◆ Recorded data ◆
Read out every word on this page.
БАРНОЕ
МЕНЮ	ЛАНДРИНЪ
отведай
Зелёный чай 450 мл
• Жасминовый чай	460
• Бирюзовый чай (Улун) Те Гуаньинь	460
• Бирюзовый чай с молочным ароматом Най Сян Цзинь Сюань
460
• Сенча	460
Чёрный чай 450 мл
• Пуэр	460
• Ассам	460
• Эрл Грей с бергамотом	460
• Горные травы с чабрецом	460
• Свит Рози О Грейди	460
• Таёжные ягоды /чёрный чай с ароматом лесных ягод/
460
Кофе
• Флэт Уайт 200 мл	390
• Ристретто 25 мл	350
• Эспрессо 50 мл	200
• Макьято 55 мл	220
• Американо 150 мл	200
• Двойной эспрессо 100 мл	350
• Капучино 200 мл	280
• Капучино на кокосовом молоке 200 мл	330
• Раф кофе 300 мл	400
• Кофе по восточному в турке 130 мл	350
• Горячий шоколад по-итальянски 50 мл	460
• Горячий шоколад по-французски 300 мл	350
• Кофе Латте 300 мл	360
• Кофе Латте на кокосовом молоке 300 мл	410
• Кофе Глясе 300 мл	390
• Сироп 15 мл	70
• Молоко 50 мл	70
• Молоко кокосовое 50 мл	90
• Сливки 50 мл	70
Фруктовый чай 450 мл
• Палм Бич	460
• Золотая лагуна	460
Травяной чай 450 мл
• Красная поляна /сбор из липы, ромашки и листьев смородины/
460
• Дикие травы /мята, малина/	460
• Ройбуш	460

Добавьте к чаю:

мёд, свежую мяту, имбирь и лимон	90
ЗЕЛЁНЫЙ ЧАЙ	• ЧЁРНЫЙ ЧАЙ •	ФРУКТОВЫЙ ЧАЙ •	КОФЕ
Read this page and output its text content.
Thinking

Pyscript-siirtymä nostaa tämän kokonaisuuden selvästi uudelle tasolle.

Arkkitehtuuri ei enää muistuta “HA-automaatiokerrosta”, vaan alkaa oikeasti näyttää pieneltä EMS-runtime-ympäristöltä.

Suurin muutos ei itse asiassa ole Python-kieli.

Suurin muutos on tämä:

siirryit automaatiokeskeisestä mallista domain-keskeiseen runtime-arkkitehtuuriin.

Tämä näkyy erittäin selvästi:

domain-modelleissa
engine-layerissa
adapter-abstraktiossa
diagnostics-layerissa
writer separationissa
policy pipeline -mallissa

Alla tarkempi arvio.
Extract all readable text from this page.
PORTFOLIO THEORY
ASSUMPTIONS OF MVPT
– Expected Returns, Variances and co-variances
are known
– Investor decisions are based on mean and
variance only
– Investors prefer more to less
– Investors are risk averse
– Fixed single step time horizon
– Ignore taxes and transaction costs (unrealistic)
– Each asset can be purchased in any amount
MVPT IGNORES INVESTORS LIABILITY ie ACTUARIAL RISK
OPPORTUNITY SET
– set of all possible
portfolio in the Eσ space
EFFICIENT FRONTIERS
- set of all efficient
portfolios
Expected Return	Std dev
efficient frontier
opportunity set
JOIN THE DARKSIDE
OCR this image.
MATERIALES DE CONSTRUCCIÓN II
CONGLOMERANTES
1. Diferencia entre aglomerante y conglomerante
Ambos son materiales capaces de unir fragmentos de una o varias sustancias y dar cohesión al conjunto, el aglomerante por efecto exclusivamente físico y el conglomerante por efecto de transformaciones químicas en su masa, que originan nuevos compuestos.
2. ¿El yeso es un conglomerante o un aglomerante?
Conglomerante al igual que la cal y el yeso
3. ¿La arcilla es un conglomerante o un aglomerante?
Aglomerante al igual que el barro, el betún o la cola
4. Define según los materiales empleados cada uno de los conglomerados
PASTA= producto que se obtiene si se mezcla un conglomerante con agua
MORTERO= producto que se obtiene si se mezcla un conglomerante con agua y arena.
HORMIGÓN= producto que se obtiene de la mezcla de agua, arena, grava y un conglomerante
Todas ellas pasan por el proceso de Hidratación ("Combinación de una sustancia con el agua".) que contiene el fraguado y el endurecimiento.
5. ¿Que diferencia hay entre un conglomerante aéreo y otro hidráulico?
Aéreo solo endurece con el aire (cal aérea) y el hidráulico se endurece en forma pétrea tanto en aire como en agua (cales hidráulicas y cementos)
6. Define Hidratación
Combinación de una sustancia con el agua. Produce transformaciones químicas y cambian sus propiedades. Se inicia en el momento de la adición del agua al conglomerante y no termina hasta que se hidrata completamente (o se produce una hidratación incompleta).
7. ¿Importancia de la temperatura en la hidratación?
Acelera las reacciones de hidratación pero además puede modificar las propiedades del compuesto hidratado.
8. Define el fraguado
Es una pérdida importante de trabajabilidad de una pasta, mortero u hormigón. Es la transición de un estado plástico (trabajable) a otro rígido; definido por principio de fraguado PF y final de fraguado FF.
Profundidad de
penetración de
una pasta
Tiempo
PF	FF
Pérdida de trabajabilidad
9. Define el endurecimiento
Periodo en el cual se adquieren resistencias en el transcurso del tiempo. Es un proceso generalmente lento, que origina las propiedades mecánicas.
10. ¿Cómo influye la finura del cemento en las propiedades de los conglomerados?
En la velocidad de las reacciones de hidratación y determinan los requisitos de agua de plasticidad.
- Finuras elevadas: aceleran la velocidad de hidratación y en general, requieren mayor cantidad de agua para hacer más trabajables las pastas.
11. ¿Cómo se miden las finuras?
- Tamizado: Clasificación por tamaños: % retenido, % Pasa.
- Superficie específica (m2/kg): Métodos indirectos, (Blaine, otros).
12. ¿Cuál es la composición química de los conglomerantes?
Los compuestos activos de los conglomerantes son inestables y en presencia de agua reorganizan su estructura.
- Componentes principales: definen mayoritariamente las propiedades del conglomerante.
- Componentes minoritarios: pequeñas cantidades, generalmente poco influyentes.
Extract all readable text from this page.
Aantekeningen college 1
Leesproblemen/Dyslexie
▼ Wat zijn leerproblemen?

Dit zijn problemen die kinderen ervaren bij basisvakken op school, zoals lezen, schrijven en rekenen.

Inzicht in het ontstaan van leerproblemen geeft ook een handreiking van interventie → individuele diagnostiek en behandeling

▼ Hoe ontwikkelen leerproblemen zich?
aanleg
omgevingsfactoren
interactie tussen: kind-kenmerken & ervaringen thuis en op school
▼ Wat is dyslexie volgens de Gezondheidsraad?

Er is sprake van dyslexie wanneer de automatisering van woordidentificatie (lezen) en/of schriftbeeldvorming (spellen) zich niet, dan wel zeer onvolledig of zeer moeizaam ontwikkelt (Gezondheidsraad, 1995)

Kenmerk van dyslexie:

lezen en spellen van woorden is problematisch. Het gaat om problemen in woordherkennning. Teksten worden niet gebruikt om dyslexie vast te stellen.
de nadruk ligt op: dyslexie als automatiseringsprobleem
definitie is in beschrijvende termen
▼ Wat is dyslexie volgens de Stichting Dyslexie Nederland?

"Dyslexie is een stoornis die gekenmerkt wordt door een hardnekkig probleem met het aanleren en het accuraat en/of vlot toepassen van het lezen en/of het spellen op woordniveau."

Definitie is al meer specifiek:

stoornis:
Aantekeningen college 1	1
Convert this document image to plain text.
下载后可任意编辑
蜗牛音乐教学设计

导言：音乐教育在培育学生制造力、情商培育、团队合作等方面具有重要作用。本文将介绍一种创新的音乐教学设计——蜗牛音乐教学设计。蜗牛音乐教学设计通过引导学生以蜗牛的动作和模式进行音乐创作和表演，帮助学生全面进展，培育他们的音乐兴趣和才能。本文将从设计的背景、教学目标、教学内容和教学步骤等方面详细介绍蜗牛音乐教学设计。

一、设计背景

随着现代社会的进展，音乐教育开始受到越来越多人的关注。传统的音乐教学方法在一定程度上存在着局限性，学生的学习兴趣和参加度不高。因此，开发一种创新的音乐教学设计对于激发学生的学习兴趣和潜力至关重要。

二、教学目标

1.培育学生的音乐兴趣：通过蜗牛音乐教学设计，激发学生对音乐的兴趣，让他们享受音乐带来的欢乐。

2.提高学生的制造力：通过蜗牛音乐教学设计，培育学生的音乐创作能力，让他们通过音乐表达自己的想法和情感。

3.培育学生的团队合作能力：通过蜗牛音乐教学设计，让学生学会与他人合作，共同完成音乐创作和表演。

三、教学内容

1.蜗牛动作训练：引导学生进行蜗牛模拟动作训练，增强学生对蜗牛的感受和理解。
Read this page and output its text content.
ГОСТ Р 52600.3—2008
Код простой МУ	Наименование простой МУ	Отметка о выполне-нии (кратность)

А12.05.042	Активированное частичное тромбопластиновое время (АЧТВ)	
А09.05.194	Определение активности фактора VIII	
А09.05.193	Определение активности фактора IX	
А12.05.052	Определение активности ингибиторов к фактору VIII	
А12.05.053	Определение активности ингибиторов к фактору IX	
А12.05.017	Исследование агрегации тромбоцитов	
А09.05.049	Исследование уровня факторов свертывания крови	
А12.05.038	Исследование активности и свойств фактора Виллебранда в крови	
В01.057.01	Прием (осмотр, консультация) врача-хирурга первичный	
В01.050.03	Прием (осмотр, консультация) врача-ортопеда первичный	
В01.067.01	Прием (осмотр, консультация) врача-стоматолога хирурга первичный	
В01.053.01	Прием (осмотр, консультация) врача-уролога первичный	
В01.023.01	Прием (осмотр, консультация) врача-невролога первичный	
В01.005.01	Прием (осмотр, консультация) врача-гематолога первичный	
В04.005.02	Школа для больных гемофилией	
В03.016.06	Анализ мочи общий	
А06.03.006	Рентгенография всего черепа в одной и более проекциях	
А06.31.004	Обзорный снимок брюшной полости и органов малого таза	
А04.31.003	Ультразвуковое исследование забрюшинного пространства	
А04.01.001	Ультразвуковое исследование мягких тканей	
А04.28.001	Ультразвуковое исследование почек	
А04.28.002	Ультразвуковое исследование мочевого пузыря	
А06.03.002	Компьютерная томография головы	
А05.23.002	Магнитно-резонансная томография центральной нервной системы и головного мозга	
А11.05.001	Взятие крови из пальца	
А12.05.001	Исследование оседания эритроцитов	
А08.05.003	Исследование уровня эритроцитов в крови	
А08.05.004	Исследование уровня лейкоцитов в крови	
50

◆ Problem statement ◆
Look through the material and copy each line that has "school".

◆ Problem solution ◆
Dit zijn problemen die kinderen ervaren bij basisvakken op school, zoals lezen, schrijven en rekenen.
interactie tussen: kind-kenmerken & ervaringen thuis en op school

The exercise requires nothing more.